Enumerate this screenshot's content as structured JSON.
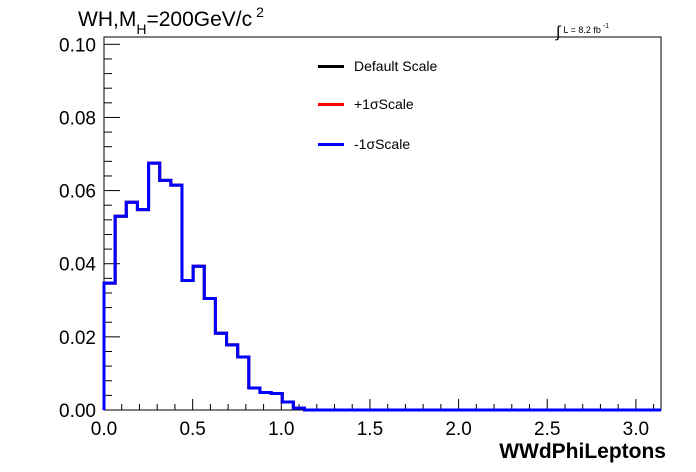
{
  "title": {
    "main": "WH,M",
    "sub": "H",
    "rest": "=200GeV/c",
    "sup": "2"
  },
  "luminosity": {
    "integral": "∫",
    "text": "L = 8.2 fb",
    "sup": "-1"
  },
  "legend": [
    {
      "label": "Default Scale",
      "color": "#000000"
    },
    {
      "label": "+1σScale",
      "color": "#ff0000"
    },
    {
      "label": "-1σScale",
      "color": "#0000ff"
    }
  ],
  "chart_data": {
    "type": "histogram",
    "xlabel": "WWdPhiLeptons",
    "ylabel": "",
    "xlim": [
      0,
      3.1416
    ],
    "ylim": [
      0,
      0.102
    ],
    "xticks": [
      "0.0",
      "0.5",
      "1.0",
      "1.5",
      "2.0",
      "2.5",
      "3.0"
    ],
    "xtick_values": [
      0,
      0.5,
      1.0,
      1.5,
      2.0,
      2.5,
      3.0
    ],
    "yticks": [
      "0.00",
      "0.02",
      "0.04",
      "0.06",
      "0.08",
      "0.10"
    ],
    "ytick_values": [
      0,
      0.02,
      0.04,
      0.06,
      0.08,
      0.1
    ],
    "bin_edges": [
      0,
      0.0628,
      0.1257,
      0.1885,
      0.2513,
      0.3142,
      0.377,
      0.4398,
      0.5027,
      0.5655,
      0.6283,
      0.6912,
      0.754,
      0.8168,
      0.8796,
      0.9425,
      1.0053,
      1.0681,
      1.131,
      1.1938,
      1.2566,
      1.3195,
      1.3823,
      1.4451,
      1.508,
      1.5708,
      1.6336,
      1.6965,
      1.7593,
      1.8221,
      1.885,
      1.9478,
      2.0106,
      2.0735,
      2.1363,
      2.1991,
      2.2619,
      2.3248,
      2.3876,
      2.4504,
      2.5133,
      2.5761,
      2.6389,
      2.7018,
      2.7646,
      2.8274,
      2.8903,
      2.9531,
      3.0159,
      3.0788,
      3.1416
    ],
    "series": [
      {
        "name": "Default Scale",
        "color": "#000000",
        "values": [
          0.0347,
          0.053,
          0.0568,
          0.0548,
          0.0675,
          0.0628,
          0.0615,
          0.0354,
          0.0393,
          0.0305,
          0.021,
          0.0178,
          0.0145,
          0.006,
          0.0048,
          0.0045,
          0.0022,
          0.0005,
          0,
          0,
          0,
          0,
          0,
          0,
          0,
          0,
          0,
          0,
          0,
          0,
          0,
          0,
          0,
          0,
          0,
          0,
          0,
          0,
          0,
          0,
          0,
          0,
          0,
          0,
          0,
          0,
          0,
          0,
          0,
          0
        ]
      },
      {
        "name": "+1σScale",
        "color": "#ff0000",
        "values": [
          0.0347,
          0.053,
          0.0568,
          0.0548,
          0.0675,
          0.0628,
          0.0615,
          0.0354,
          0.0393,
          0.0305,
          0.021,
          0.0178,
          0.0145,
          0.006,
          0.0048,
          0.0045,
          0.0022,
          0.0005,
          0,
          0,
          0,
          0,
          0,
          0,
          0,
          0,
          0,
          0,
          0,
          0,
          0,
          0,
          0,
          0,
          0,
          0,
          0,
          0,
          0,
          0,
          0,
          0,
          0,
          0,
          0,
          0,
          0,
          0,
          0,
          0
        ]
      },
      {
        "name": "-1σScale",
        "color": "#0000ff",
        "values": [
          0.0347,
          0.053,
          0.0568,
          0.0548,
          0.0675,
          0.0628,
          0.0615,
          0.0354,
          0.0393,
          0.0305,
          0.021,
          0.0178,
          0.0145,
          0.006,
          0.0048,
          0.0045,
          0.0022,
          0.0005,
          0,
          0,
          0,
          0,
          0,
          0,
          0,
          0,
          0,
          0,
          0,
          0,
          0,
          0,
          0,
          0,
          0,
          0,
          0,
          0,
          0,
          0,
          0,
          0,
          0,
          0,
          0,
          0,
          0,
          0,
          0,
          0
        ]
      }
    ],
    "grid": false,
    "legend_position": "top-center"
  }
}
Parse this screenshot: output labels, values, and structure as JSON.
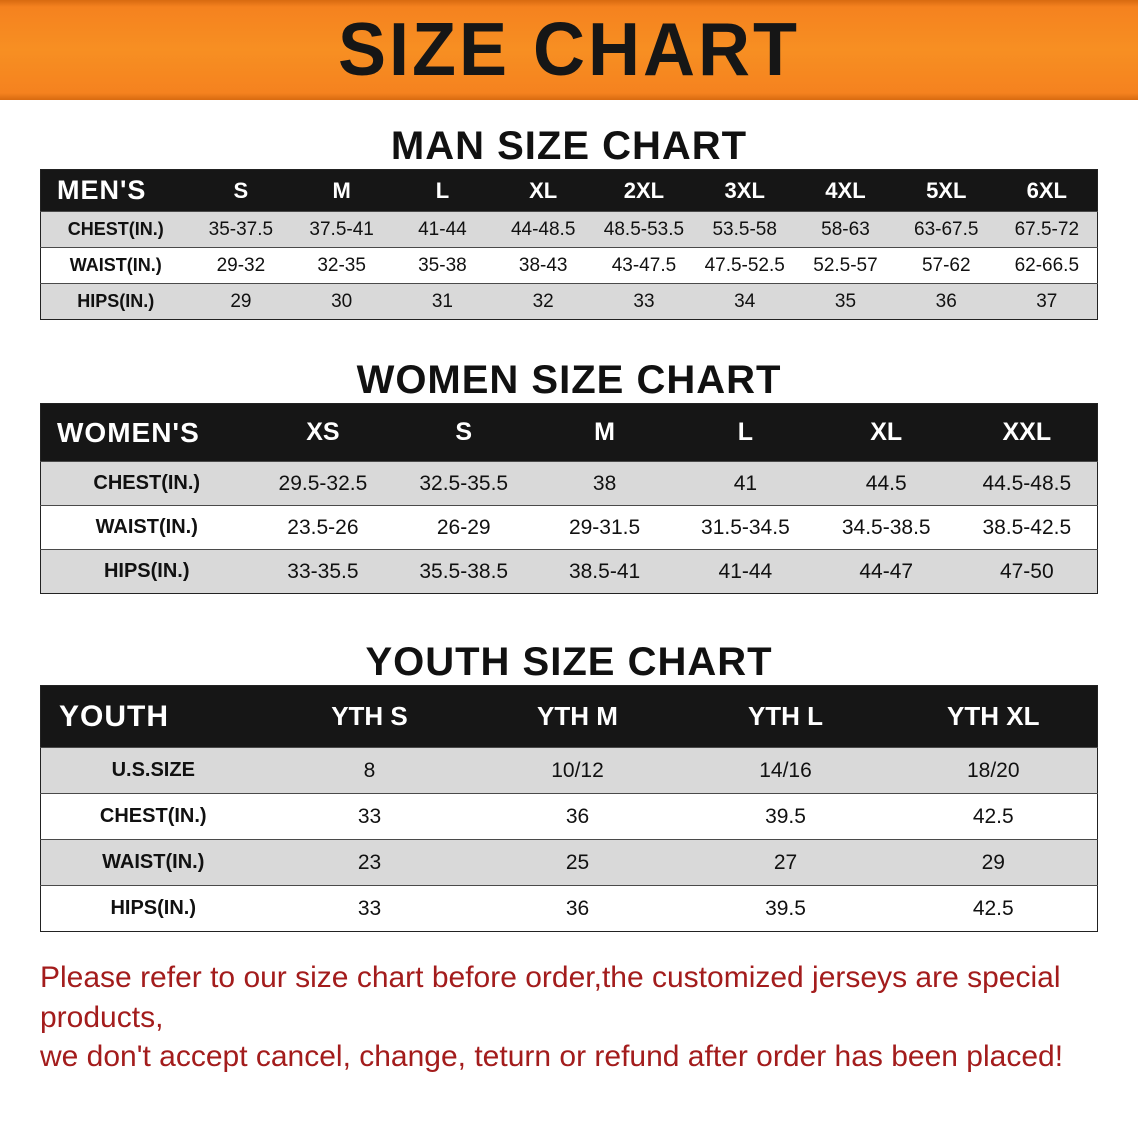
{
  "banner": {
    "title": "SIZE CHART"
  },
  "headings": {
    "man": "MAN SIZE CHART",
    "women": "WOMEN SIZE CHART",
    "youth": "YOUTH SIZE CHART"
  },
  "tables": {
    "men": {
      "corner": "MEN'S",
      "sizes": [
        "S",
        "M",
        "L",
        "XL",
        "2XL",
        "3XL",
        "4XL",
        "5XL",
        "6XL"
      ],
      "rows": [
        {
          "label": "CHEST(IN.)",
          "values": [
            "35-37.5",
            "37.5-41",
            "41-44",
            "44-48.5",
            "48.5-53.5",
            "53.5-58",
            "58-63",
            "63-67.5",
            "67.5-72"
          ]
        },
        {
          "label": "WAIST(IN.)",
          "values": [
            "29-32",
            "32-35",
            "35-38",
            "38-43",
            "43-47.5",
            "47.5-52.5",
            "52.5-57",
            "57-62",
            "62-66.5"
          ]
        },
        {
          "label": "HIPS(IN.)",
          "values": [
            "29",
            "30",
            "31",
            "32",
            "33",
            "34",
            "35",
            "36",
            "37"
          ]
        }
      ]
    },
    "women": {
      "corner": "WOMEN'S",
      "sizes": [
        "XS",
        "S",
        "M",
        "L",
        "XL",
        "XXL"
      ],
      "rows": [
        {
          "label": "CHEST(IN.)",
          "values": [
            "29.5-32.5",
            "32.5-35.5",
            "38",
            "41",
            "44.5",
            "44.5-48.5"
          ]
        },
        {
          "label": "WAIST(IN.)",
          "values": [
            "23.5-26",
            "26-29",
            "29-31.5",
            "31.5-34.5",
            "34.5-38.5",
            "38.5-42.5"
          ]
        },
        {
          "label": "HIPS(IN.)",
          "values": [
            "33-35.5",
            "35.5-38.5",
            "38.5-41",
            "41-44",
            "44-47",
            "47-50"
          ]
        }
      ]
    },
    "youth": {
      "corner": "YOUTH",
      "sizes": [
        "YTH S",
        "YTH M",
        "YTH L",
        "YTH XL"
      ],
      "rows": [
        {
          "label": "U.S.SIZE",
          "values": [
            "8",
            "10/12",
            "14/16",
            "18/20"
          ]
        },
        {
          "label": "CHEST(IN.)",
          "values": [
            "33",
            "36",
            "39.5",
            "42.5"
          ]
        },
        {
          "label": "WAIST(IN.)",
          "values": [
            "23",
            "25",
            "27",
            "29"
          ]
        },
        {
          "label": "HIPS(IN.)",
          "values": [
            "33",
            "36",
            "39.5",
            "42.5"
          ]
        }
      ]
    }
  },
  "disclaimer": {
    "line1": "Please refer to our size chart before order,the customized jerseys are special products,",
    "line2": "we don't accept cancel, change, teturn or refund after order has been placed!"
  },
  "colors": {
    "banner_orange": "#f5821f",
    "header_black": "#161616",
    "row_gray": "#d9d9d9",
    "disclaimer_red": "#a31c1c"
  }
}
◆ ◆ ◆ ◆ ◆
Collect each line above holding the string "JSON".

Enumerate this screenshot's content as structured JSON.
Parse this screenshot: output labels, values, and structure as JSON.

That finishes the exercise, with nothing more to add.